[Structured figure records]
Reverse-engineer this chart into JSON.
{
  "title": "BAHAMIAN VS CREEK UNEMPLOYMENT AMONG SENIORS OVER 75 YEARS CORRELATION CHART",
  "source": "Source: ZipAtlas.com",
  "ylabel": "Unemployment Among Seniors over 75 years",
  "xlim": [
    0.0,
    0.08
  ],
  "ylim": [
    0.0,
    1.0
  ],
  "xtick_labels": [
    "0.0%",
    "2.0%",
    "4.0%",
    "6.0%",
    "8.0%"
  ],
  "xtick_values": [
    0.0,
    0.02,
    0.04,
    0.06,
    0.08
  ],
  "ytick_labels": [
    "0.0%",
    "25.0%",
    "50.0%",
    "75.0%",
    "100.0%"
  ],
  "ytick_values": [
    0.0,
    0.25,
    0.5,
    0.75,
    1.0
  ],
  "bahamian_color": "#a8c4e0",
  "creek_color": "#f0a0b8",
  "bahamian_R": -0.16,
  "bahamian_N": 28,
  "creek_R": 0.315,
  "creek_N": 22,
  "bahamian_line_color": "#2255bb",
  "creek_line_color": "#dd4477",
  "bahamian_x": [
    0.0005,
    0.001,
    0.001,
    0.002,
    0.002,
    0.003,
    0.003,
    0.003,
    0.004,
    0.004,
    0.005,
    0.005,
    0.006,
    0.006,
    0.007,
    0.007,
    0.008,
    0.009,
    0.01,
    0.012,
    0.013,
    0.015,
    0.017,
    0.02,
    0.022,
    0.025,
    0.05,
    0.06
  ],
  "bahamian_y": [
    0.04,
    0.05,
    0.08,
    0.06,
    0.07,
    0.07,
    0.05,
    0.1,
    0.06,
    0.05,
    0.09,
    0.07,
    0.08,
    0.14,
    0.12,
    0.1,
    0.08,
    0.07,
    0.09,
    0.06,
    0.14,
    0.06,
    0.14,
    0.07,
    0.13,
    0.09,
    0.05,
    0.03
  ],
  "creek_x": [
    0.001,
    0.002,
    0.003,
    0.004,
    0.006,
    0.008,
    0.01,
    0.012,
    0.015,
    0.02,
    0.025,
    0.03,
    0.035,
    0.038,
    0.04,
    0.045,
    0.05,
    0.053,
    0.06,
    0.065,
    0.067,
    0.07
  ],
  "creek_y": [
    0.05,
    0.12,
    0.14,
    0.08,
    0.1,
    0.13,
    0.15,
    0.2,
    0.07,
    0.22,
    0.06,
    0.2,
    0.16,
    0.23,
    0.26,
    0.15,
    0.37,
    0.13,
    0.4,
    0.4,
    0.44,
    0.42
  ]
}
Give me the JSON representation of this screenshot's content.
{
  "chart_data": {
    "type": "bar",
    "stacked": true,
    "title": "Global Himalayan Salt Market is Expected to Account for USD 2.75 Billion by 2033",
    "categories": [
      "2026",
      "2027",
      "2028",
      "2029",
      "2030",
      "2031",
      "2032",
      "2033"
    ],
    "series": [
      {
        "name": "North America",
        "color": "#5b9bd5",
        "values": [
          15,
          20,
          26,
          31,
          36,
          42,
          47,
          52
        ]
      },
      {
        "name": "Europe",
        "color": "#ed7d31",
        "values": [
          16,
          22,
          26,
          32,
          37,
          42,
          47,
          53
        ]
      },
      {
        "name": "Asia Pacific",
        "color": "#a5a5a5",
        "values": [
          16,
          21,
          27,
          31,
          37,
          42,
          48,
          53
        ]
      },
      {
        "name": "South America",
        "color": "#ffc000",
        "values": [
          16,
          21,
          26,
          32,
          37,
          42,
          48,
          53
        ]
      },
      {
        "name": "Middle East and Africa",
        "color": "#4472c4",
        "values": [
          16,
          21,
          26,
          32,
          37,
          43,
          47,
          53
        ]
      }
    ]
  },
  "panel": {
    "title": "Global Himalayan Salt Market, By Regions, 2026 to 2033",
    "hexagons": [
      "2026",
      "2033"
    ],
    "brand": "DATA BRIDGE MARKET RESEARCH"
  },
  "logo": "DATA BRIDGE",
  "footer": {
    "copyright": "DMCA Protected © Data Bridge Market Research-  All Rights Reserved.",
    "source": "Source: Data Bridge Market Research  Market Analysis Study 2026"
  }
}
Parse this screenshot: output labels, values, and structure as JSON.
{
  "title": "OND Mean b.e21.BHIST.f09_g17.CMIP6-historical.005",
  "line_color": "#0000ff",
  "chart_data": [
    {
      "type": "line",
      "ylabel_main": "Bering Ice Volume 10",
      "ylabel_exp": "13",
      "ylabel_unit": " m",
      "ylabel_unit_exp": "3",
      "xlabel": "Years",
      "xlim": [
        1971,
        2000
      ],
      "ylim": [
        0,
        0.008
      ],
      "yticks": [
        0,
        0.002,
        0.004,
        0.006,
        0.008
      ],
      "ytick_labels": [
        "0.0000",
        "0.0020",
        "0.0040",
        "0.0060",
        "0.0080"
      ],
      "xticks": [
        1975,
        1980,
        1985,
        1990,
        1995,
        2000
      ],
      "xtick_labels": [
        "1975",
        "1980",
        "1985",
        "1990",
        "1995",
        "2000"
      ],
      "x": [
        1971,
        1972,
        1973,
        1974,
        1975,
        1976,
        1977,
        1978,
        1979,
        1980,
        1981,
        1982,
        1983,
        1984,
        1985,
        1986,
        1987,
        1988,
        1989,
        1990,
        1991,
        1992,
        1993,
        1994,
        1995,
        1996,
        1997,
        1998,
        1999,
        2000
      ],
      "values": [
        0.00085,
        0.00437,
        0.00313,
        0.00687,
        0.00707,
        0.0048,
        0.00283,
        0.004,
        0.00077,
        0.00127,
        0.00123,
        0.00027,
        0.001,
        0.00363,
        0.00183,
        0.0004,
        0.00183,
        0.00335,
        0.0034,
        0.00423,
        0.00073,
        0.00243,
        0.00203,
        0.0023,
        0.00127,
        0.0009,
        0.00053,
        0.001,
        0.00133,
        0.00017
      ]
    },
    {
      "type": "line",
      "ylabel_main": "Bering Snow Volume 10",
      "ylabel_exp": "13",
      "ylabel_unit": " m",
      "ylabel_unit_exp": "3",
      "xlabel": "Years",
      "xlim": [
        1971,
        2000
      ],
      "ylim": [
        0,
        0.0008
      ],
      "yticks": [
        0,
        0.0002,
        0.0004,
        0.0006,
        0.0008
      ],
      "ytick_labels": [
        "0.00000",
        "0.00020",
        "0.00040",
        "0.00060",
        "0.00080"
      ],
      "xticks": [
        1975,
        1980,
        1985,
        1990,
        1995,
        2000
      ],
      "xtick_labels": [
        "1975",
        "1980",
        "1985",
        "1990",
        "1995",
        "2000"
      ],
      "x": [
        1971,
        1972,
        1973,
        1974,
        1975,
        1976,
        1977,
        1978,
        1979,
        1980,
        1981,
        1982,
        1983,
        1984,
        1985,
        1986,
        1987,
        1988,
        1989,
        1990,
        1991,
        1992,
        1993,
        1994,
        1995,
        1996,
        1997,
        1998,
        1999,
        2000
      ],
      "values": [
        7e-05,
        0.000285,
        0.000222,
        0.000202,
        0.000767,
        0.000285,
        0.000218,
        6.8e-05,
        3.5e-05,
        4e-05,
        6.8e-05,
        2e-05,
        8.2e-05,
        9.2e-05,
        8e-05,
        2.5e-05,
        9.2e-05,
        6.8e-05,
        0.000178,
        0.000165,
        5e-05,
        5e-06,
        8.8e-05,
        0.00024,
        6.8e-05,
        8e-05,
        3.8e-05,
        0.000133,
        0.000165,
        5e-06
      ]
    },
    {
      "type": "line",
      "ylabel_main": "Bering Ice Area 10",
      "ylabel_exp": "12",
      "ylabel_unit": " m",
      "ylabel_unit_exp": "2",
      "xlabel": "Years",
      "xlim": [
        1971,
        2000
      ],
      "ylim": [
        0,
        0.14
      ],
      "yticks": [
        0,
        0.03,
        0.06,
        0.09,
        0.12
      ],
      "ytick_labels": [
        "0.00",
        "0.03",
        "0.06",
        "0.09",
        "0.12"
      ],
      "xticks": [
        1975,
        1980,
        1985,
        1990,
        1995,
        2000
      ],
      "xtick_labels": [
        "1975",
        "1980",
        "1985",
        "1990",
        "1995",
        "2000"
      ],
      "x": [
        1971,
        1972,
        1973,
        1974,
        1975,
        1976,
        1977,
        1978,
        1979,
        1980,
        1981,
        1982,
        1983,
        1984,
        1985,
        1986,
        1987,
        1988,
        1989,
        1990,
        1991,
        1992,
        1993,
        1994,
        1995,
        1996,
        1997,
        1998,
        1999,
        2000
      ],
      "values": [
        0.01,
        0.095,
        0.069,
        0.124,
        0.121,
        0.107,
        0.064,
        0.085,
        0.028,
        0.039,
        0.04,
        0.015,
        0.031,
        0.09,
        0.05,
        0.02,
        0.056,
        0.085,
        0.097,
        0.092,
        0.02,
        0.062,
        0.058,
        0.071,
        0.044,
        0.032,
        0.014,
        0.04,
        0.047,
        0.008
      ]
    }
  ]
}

## [What is being asked]
Show every line in the entries where the string "Source" occurs.

## [Exercise answer]
  "source": "Source: ZipAtlas.com",
    "source": "Source: Data Bridge Market Research  Market Analysis Study 2026"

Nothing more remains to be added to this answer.